E-Mail on iOS

E-mail clients are plentiful now on iOS, although there have been times where this category of apps were not available on the App Store at all.

But since third-party clients have been made available, I have taken some of them for a spin to see whether I could find the one that works best for me.

I wanted (but, in all honesty did not fully expect) to see whether it is really possible for me to point to one of the apps and declare it the best one overall, period.

The Sweet Setup thinks the best e-mail app on iOS is Outlook. I have tried Outlook but (as much as I respect The Sweet Setup) it did not even make it into the three apps that I have finally spent some time with:

Spark

Spark is a really solid option on iOS with some minor drawbacks. It is very well designed and visually the most appealing apps of the three.

One of the most prominent features is the “smart inbox” that does a pre-sorting of incoming e-mails and presents the user with a structured list of e-mails separated in different categories (e.g. newsletters, notifications, and personal)

Spark supports snoozing and also the opposite of it, i.e. pinning an e-mail to the inbox.

The feature that I like most is that Spark is able to make a proposal for the target folder of a move operation. The proposals are surprisingly accurate.

And Spark is fast. Switching between e-mails as well as access to attachments is almost instantaneous.

Spark supports push-notifications for IMAP accounts, but in my experience the notifications have a tendency to stop coming in after an initial period where everything works well.

Until yesterday, search used to be more or less a desaster. I’ve heard a lot of praise about Spark‘s search capabilities, but that must have come from gmail-users, I assume. On IMAP, search just did not work. It was unreliable and utterly slow.

Today saw the release of version 1.8.0 that fixes most of the annoyances. Search now works as I want it to, at least if I have opened the folder in which potential hits are located previously. Spark will just ignore folders that have not been opened in the app for search.

One minor issue that I have with Spark is that it does not have the ability to make any changes in the folder structure, i.e. renaming, adding or removing folders is not supported.

Airmail

Spark’s greatest weakness (in the past) is where Airmail shines like a beacon in the night. It has the best search engine for IMAP accounts that have ever found on any e-mail app on iOS.

It even runs reliable search queries when offline, i.e. it must have the ability to create a search index on device. Also, it is very easy to take na e-mail address and find every single mail received from this specific sender in the entire IMAP account.

Airmail shows the name of the folder as part of the response´use to a search query, a very nice detail and an information that requires an additional tap in Spark.

Airmail is the only app of the three that supports adding and deleting of folders in an IMAP account. Neither Spark nor Newton deliver any amount of control over the folder structure. Airmail also comes with option to color-code the folders, which is very nice.

Airmail has the best and most elaborate documentation of the three, despite the fact that the documentation is hidden behind a rather misleading topic named “give feedback” in the preferences.

Despite its undeniable technological advances, Airmail has a certain reputation of being buggy. I can at least confirm that I have been hit by the occasional glitch, especially when composing a message.

Newton

Newton is the most expensive option of the three by a large margin. The business model is based on subscriptions that amount for 50€ per year in the German app store. 50€ is a lot of money and that naturally raises expectations.

Bounding box entries:
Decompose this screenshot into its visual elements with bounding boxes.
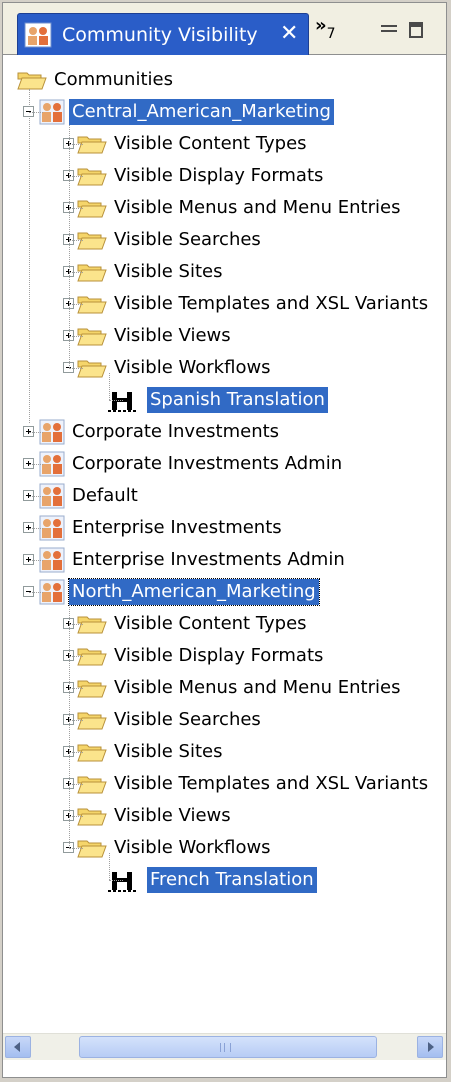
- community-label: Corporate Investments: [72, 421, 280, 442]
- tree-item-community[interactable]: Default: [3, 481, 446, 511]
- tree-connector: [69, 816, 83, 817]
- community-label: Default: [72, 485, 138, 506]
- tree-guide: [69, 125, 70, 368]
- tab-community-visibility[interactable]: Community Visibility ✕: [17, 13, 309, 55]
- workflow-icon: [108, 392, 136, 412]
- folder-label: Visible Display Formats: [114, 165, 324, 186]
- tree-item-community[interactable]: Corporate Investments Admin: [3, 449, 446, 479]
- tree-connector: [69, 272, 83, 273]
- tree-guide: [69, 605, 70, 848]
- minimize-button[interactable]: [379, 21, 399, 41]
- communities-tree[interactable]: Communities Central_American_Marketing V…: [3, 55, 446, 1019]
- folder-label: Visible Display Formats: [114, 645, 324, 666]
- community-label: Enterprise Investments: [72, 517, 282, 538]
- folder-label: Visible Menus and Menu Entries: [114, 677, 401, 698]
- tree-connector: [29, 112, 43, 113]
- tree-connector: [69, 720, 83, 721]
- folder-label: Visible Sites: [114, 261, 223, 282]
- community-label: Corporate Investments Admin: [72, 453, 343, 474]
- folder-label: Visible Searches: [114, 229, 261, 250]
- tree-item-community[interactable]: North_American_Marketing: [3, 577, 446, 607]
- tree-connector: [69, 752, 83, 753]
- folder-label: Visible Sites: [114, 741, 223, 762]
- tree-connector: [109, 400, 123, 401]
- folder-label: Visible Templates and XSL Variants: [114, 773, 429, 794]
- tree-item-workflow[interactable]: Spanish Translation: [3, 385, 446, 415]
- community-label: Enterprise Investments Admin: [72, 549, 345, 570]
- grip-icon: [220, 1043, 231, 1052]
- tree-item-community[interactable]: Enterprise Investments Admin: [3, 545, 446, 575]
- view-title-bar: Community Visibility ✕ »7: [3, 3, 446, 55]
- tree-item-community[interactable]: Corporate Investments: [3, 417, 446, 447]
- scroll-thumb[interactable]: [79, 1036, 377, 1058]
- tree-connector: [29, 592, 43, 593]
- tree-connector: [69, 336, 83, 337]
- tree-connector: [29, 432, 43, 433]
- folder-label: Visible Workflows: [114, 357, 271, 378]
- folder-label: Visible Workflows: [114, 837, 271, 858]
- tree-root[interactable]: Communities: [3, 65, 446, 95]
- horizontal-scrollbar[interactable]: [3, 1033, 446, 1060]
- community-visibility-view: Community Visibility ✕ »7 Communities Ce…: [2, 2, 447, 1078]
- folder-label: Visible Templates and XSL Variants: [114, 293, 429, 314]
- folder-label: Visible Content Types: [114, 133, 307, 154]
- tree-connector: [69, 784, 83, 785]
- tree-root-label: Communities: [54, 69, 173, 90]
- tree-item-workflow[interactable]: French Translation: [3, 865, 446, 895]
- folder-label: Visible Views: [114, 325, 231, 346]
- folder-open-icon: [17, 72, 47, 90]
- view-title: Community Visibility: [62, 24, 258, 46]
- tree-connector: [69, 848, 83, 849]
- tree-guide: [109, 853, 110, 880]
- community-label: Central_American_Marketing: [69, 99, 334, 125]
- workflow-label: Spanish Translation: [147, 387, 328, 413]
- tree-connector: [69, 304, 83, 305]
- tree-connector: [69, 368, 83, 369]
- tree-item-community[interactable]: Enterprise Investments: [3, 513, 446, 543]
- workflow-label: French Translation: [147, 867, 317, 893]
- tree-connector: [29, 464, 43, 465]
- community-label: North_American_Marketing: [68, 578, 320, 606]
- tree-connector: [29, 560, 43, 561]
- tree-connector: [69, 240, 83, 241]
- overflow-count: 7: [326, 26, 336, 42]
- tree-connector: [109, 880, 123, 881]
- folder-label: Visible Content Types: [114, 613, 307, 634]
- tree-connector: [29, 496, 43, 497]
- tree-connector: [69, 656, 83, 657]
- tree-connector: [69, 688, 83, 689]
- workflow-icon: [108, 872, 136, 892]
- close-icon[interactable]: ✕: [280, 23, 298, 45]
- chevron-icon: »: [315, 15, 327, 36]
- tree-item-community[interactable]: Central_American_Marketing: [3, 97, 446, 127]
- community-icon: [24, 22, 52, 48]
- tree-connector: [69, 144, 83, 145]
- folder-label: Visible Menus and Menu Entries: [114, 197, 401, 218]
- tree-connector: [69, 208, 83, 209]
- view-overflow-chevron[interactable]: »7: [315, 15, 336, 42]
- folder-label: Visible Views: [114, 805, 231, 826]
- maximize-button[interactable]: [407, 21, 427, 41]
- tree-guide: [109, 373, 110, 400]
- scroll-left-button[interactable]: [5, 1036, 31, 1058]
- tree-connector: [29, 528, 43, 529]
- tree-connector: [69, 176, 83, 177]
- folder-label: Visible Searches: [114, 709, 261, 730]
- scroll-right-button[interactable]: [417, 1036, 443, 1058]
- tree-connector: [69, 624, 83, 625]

• **TASK STATEMENT**: In the post on iOS e-mail apps, reproduce verbatim the stretch from "One minor issue" through "tap in Spark.".

• **ANSWER IN FULL**:
One minor issue that I have with Spark is that it does not have the ability to make any changes in the folder structure, i.e. renaming, adding or removing folders is not supported.

Airmail

Spark’s greatest weakness (in the past) is where Airmail shines like a beacon in the night. It has the best search engine for IMAP accounts that have ever found on any e-mail app on iOS.

It even runs reliable search queries when offline, i.e. it must have the ability to create a search index on device. Also, it is very easy to take na e-mail address and find every single mail received from this specific sender in the entire IMAP account.

Airmail shows the name of the folder as part of the response´use to a search query, a very nice detail and an information that requires an additional tap in Spark.